**Extracted information:**
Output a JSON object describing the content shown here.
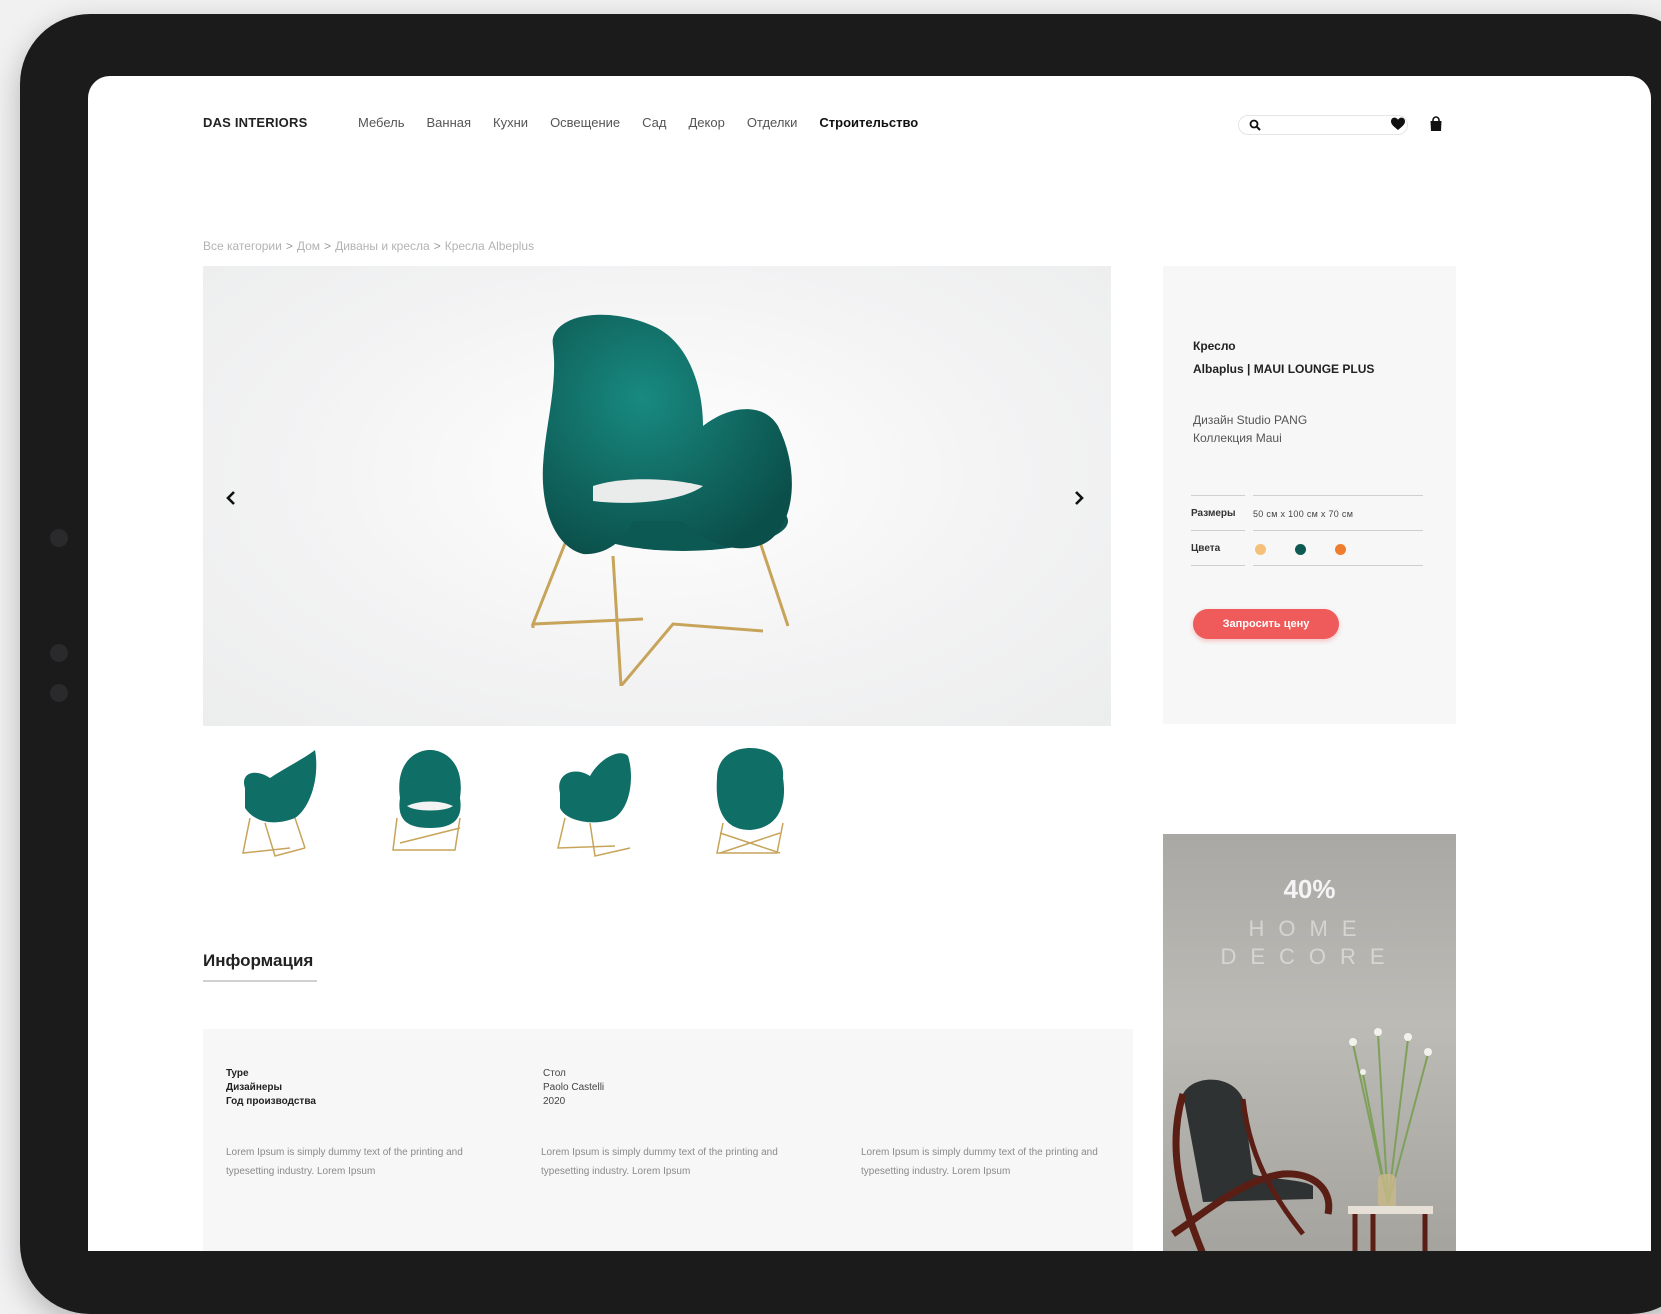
{
  "header": {
    "logo": "DAS INTERIORS",
    "nav": [
      "Мебель",
      "Ванная",
      "Кухни",
      "Освещение",
      "Сад",
      "Декор",
      "Отделки",
      "Строительство"
    ],
    "active_nav": "Строительство",
    "search_placeholder": "",
    "icons": [
      "search-icon",
      "heart-icon",
      "bag-icon"
    ]
  },
  "breadcrumb": [
    "Все категории",
    "Дом",
    "Диваны и кресла",
    "Кресла Albeplus"
  ],
  "breadcrumb_separator": ">",
  "product": {
    "type": "Кресло",
    "name": "Albaplus | MAUI LOUNGE PLUS",
    "designer": "Дизайн Studio PANG",
    "collection": "Коллекция Maui",
    "specs": {
      "size_label": "Размеры",
      "size_value": "50 см x 100 см x 70 см",
      "colors_label": "Цвета",
      "colors": [
        "#f5c07a",
        "#0d5a55",
        "#ef7d2d"
      ]
    },
    "cta_label": "Запросить цену",
    "chair_color": "#0f6e66",
    "leg_color": "#c7a45a"
  },
  "gallery": {
    "prev_icon": "chevron-left-icon",
    "next_icon": "chevron-right-icon",
    "thumbnail_count": 4
  },
  "promo": {
    "percent": "40%",
    "line1": "HOME",
    "line2": "DECORE"
  },
  "information": {
    "title": "Информация",
    "labels": [
      "Type",
      "Дизайнеры",
      "Год производства"
    ],
    "values": [
      "Стол",
      "Paolo Castelli",
      "2020"
    ],
    "lorem": [
      "Lorem Ipsum is simply dummy text of the printing and typesetting industry. Lorem Ipsum",
      "Lorem Ipsum is simply dummy text of the printing and typesetting industry. Lorem Ipsum",
      "Lorem Ipsum is simply dummy text of the printing and typesetting industry. Lorem Ipsum"
    ]
  }
}
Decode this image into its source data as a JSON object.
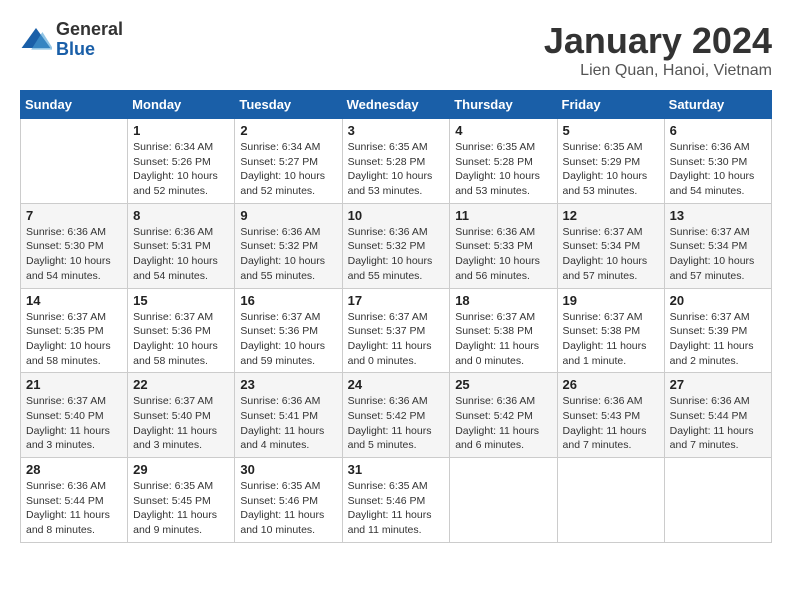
{
  "logo": {
    "text_general": "General",
    "text_blue": "Blue"
  },
  "header": {
    "title": "January 2024",
    "subtitle": "Lien Quan, Hanoi, Vietnam"
  },
  "weekdays": [
    "Sunday",
    "Monday",
    "Tuesday",
    "Wednesday",
    "Thursday",
    "Friday",
    "Saturday"
  ],
  "weeks": [
    [
      {
        "day": "",
        "info": ""
      },
      {
        "day": "1",
        "info": "Sunrise: 6:34 AM\nSunset: 5:26 PM\nDaylight: 10 hours\nand 52 minutes."
      },
      {
        "day": "2",
        "info": "Sunrise: 6:34 AM\nSunset: 5:27 PM\nDaylight: 10 hours\nand 52 minutes."
      },
      {
        "day": "3",
        "info": "Sunrise: 6:35 AM\nSunset: 5:28 PM\nDaylight: 10 hours\nand 53 minutes."
      },
      {
        "day": "4",
        "info": "Sunrise: 6:35 AM\nSunset: 5:28 PM\nDaylight: 10 hours\nand 53 minutes."
      },
      {
        "day": "5",
        "info": "Sunrise: 6:35 AM\nSunset: 5:29 PM\nDaylight: 10 hours\nand 53 minutes."
      },
      {
        "day": "6",
        "info": "Sunrise: 6:36 AM\nSunset: 5:30 PM\nDaylight: 10 hours\nand 54 minutes."
      }
    ],
    [
      {
        "day": "7",
        "info": "Sunrise: 6:36 AM\nSunset: 5:30 PM\nDaylight: 10 hours\nand 54 minutes."
      },
      {
        "day": "8",
        "info": "Sunrise: 6:36 AM\nSunset: 5:31 PM\nDaylight: 10 hours\nand 54 minutes."
      },
      {
        "day": "9",
        "info": "Sunrise: 6:36 AM\nSunset: 5:32 PM\nDaylight: 10 hours\nand 55 minutes."
      },
      {
        "day": "10",
        "info": "Sunrise: 6:36 AM\nSunset: 5:32 PM\nDaylight: 10 hours\nand 55 minutes."
      },
      {
        "day": "11",
        "info": "Sunrise: 6:36 AM\nSunset: 5:33 PM\nDaylight: 10 hours\nand 56 minutes."
      },
      {
        "day": "12",
        "info": "Sunrise: 6:37 AM\nSunset: 5:34 PM\nDaylight: 10 hours\nand 57 minutes."
      },
      {
        "day": "13",
        "info": "Sunrise: 6:37 AM\nSunset: 5:34 PM\nDaylight: 10 hours\nand 57 minutes."
      }
    ],
    [
      {
        "day": "14",
        "info": "Sunrise: 6:37 AM\nSunset: 5:35 PM\nDaylight: 10 hours\nand 58 minutes."
      },
      {
        "day": "15",
        "info": "Sunrise: 6:37 AM\nSunset: 5:36 PM\nDaylight: 10 hours\nand 58 minutes."
      },
      {
        "day": "16",
        "info": "Sunrise: 6:37 AM\nSunset: 5:36 PM\nDaylight: 10 hours\nand 59 minutes."
      },
      {
        "day": "17",
        "info": "Sunrise: 6:37 AM\nSunset: 5:37 PM\nDaylight: 11 hours\nand 0 minutes."
      },
      {
        "day": "18",
        "info": "Sunrise: 6:37 AM\nSunset: 5:38 PM\nDaylight: 11 hours\nand 0 minutes."
      },
      {
        "day": "19",
        "info": "Sunrise: 6:37 AM\nSunset: 5:38 PM\nDaylight: 11 hours\nand 1 minute."
      },
      {
        "day": "20",
        "info": "Sunrise: 6:37 AM\nSunset: 5:39 PM\nDaylight: 11 hours\nand 2 minutes."
      }
    ],
    [
      {
        "day": "21",
        "info": "Sunrise: 6:37 AM\nSunset: 5:40 PM\nDaylight: 11 hours\nand 3 minutes."
      },
      {
        "day": "22",
        "info": "Sunrise: 6:37 AM\nSunset: 5:40 PM\nDaylight: 11 hours\nand 3 minutes."
      },
      {
        "day": "23",
        "info": "Sunrise: 6:36 AM\nSunset: 5:41 PM\nDaylight: 11 hours\nand 4 minutes."
      },
      {
        "day": "24",
        "info": "Sunrise: 6:36 AM\nSunset: 5:42 PM\nDaylight: 11 hours\nand 5 minutes."
      },
      {
        "day": "25",
        "info": "Sunrise: 6:36 AM\nSunset: 5:42 PM\nDaylight: 11 hours\nand 6 minutes."
      },
      {
        "day": "26",
        "info": "Sunrise: 6:36 AM\nSunset: 5:43 PM\nDaylight: 11 hours\nand 7 minutes."
      },
      {
        "day": "27",
        "info": "Sunrise: 6:36 AM\nSunset: 5:44 PM\nDaylight: 11 hours\nand 7 minutes."
      }
    ],
    [
      {
        "day": "28",
        "info": "Sunrise: 6:36 AM\nSunset: 5:44 PM\nDaylight: 11 hours\nand 8 minutes."
      },
      {
        "day": "29",
        "info": "Sunrise: 6:35 AM\nSunset: 5:45 PM\nDaylight: 11 hours\nand 9 minutes."
      },
      {
        "day": "30",
        "info": "Sunrise: 6:35 AM\nSunset: 5:46 PM\nDaylight: 11 hours\nand 10 minutes."
      },
      {
        "day": "31",
        "info": "Sunrise: 6:35 AM\nSunset: 5:46 PM\nDaylight: 11 hours\nand 11 minutes."
      },
      {
        "day": "",
        "info": ""
      },
      {
        "day": "",
        "info": ""
      },
      {
        "day": "",
        "info": ""
      }
    ]
  ]
}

**Stated goal:**
All entries must be written out again exactly as given, with no pictures in the copy.

**Correct result:**
Output a JSON object describing the content shown here.
{
  "header": {
    "logo": "DAS INTERIORS",
    "nav": [
      "Мебель",
      "Ванная",
      "Кухни",
      "Освещение",
      "Сад",
      "Декор",
      "Отделки",
      "Строительство"
    ],
    "active_nav": "Строительство",
    "search_placeholder": "",
    "icons": [
      "search-icon",
      "heart-icon",
      "bag-icon"
    ]
  },
  "breadcrumb": [
    "Все категории",
    "Дом",
    "Диваны и кресла",
    "Кресла Albeplus"
  ],
  "breadcrumb_separator": ">",
  "product": {
    "type": "Кресло",
    "name": "Albaplus | MAUI LOUNGE PLUS",
    "designer": "Дизайн Studio PANG",
    "collection": "Коллекция Maui",
    "specs": {
      "size_label": "Размеры",
      "size_value": "50 см x 100 см x 70 см",
      "colors_label": "Цвета",
      "colors": [
        "#f5c07a",
        "#0d5a55",
        "#ef7d2d"
      ]
    },
    "cta_label": "Запросить цену",
    "chair_color": "#0f6e66",
    "leg_color": "#c7a45a"
  },
  "gallery": {
    "prev_icon": "chevron-left-icon",
    "next_icon": "chevron-right-icon",
    "thumbnail_count": 4
  },
  "promo": {
    "percent": "40%",
    "line1": "HOME",
    "line2": "DECORE"
  },
  "information": {
    "title": "Информация",
    "labels": [
      "Type",
      "Дизайнеры",
      "Год производства"
    ],
    "values": [
      "Стол",
      "Paolo Castelli",
      "2020"
    ],
    "lorem": [
      "Lorem Ipsum is simply dummy text of the printing and typesetting industry. Lorem Ipsum",
      "Lorem Ipsum is simply dummy text of the printing and typesetting industry. Lorem Ipsum",
      "Lorem Ipsum is simply dummy text of the printing and typesetting industry. Lorem Ipsum"
    ]
  }
}
Decode this image into its source data as a JSON object.
{
  "logo": {
    "text_general": "General",
    "text_blue": "Blue"
  },
  "header": {
    "title": "January 2024",
    "subtitle": "Lien Quan, Hanoi, Vietnam"
  },
  "weekdays": [
    "Sunday",
    "Monday",
    "Tuesday",
    "Wednesday",
    "Thursday",
    "Friday",
    "Saturday"
  ],
  "weeks": [
    [
      {
        "day": "",
        "info": ""
      },
      {
        "day": "1",
        "info": "Sunrise: 6:34 AM\nSunset: 5:26 PM\nDaylight: 10 hours\nand 52 minutes."
      },
      {
        "day": "2",
        "info": "Sunrise: 6:34 AM\nSunset: 5:27 PM\nDaylight: 10 hours\nand 52 minutes."
      },
      {
        "day": "3",
        "info": "Sunrise: 6:35 AM\nSunset: 5:28 PM\nDaylight: 10 hours\nand 53 minutes."
      },
      {
        "day": "4",
        "info": "Sunrise: 6:35 AM\nSunset: 5:28 PM\nDaylight: 10 hours\nand 53 minutes."
      },
      {
        "day": "5",
        "info": "Sunrise: 6:35 AM\nSunset: 5:29 PM\nDaylight: 10 hours\nand 53 minutes."
      },
      {
        "day": "6",
        "info": "Sunrise: 6:36 AM\nSunset: 5:30 PM\nDaylight: 10 hours\nand 54 minutes."
      }
    ],
    [
      {
        "day": "7",
        "info": "Sunrise: 6:36 AM\nSunset: 5:30 PM\nDaylight: 10 hours\nand 54 minutes."
      },
      {
        "day": "8",
        "info": "Sunrise: 6:36 AM\nSunset: 5:31 PM\nDaylight: 10 hours\nand 54 minutes."
      },
      {
        "day": "9",
        "info": "Sunrise: 6:36 AM\nSunset: 5:32 PM\nDaylight: 10 hours\nand 55 minutes."
      },
      {
        "day": "10",
        "info": "Sunrise: 6:36 AM\nSunset: 5:32 PM\nDaylight: 10 hours\nand 55 minutes."
      },
      {
        "day": "11",
        "info": "Sunrise: 6:36 AM\nSunset: 5:33 PM\nDaylight: 10 hours\nand 56 minutes."
      },
      {
        "day": "12",
        "info": "Sunrise: 6:37 AM\nSunset: 5:34 PM\nDaylight: 10 hours\nand 57 minutes."
      },
      {
        "day": "13",
        "info": "Sunrise: 6:37 AM\nSunset: 5:34 PM\nDaylight: 10 hours\nand 57 minutes."
      }
    ],
    [
      {
        "day": "14",
        "info": "Sunrise: 6:37 AM\nSunset: 5:35 PM\nDaylight: 10 hours\nand 58 minutes."
      },
      {
        "day": "15",
        "info": "Sunrise: 6:37 AM\nSunset: 5:36 PM\nDaylight: 10 hours\nand 58 minutes."
      },
      {
        "day": "16",
        "info": "Sunrise: 6:37 AM\nSunset: 5:36 PM\nDaylight: 10 hours\nand 59 minutes."
      },
      {
        "day": "17",
        "info": "Sunrise: 6:37 AM\nSunset: 5:37 PM\nDaylight: 11 hours\nand 0 minutes."
      },
      {
        "day": "18",
        "info": "Sunrise: 6:37 AM\nSunset: 5:38 PM\nDaylight: 11 hours\nand 0 minutes."
      },
      {
        "day": "19",
        "info": "Sunrise: 6:37 AM\nSunset: 5:38 PM\nDaylight: 11 hours\nand 1 minute."
      },
      {
        "day": "20",
        "info": "Sunrise: 6:37 AM\nSunset: 5:39 PM\nDaylight: 11 hours\nand 2 minutes."
      }
    ],
    [
      {
        "day": "21",
        "info": "Sunrise: 6:37 AM\nSunset: 5:40 PM\nDaylight: 11 hours\nand 3 minutes."
      },
      {
        "day": "22",
        "info": "Sunrise: 6:37 AM\nSunset: 5:40 PM\nDaylight: 11 hours\nand 3 minutes."
      },
      {
        "day": "23",
        "info": "Sunrise: 6:36 AM\nSunset: 5:41 PM\nDaylight: 11 hours\nand 4 minutes."
      },
      {
        "day": "24",
        "info": "Sunrise: 6:36 AM\nSunset: 5:42 PM\nDaylight: 11 hours\nand 5 minutes."
      },
      {
        "day": "25",
        "info": "Sunrise: 6:36 AM\nSunset: 5:42 PM\nDaylight: 11 hours\nand 6 minutes."
      },
      {
        "day": "26",
        "info": "Sunrise: 6:36 AM\nSunset: 5:43 PM\nDaylight: 11 hours\nand 7 minutes."
      },
      {
        "day": "27",
        "info": "Sunrise: 6:36 AM\nSunset: 5:44 PM\nDaylight: 11 hours\nand 7 minutes."
      }
    ],
    [
      {
        "day": "28",
        "info": "Sunrise: 6:36 AM\nSunset: 5:44 PM\nDaylight: 11 hours\nand 8 minutes."
      },
      {
        "day": "29",
        "info": "Sunrise: 6:35 AM\nSunset: 5:45 PM\nDaylight: 11 hours\nand 9 minutes."
      },
      {
        "day": "30",
        "info": "Sunrise: 6:35 AM\nSunset: 5:46 PM\nDaylight: 11 hours\nand 10 minutes."
      },
      {
        "day": "31",
        "info": "Sunrise: 6:35 AM\nSunset: 5:46 PM\nDaylight: 11 hours\nand 11 minutes."
      },
      {
        "day": "",
        "info": ""
      },
      {
        "day": "",
        "info": ""
      },
      {
        "day": "",
        "info": ""
      }
    ]
  ]
}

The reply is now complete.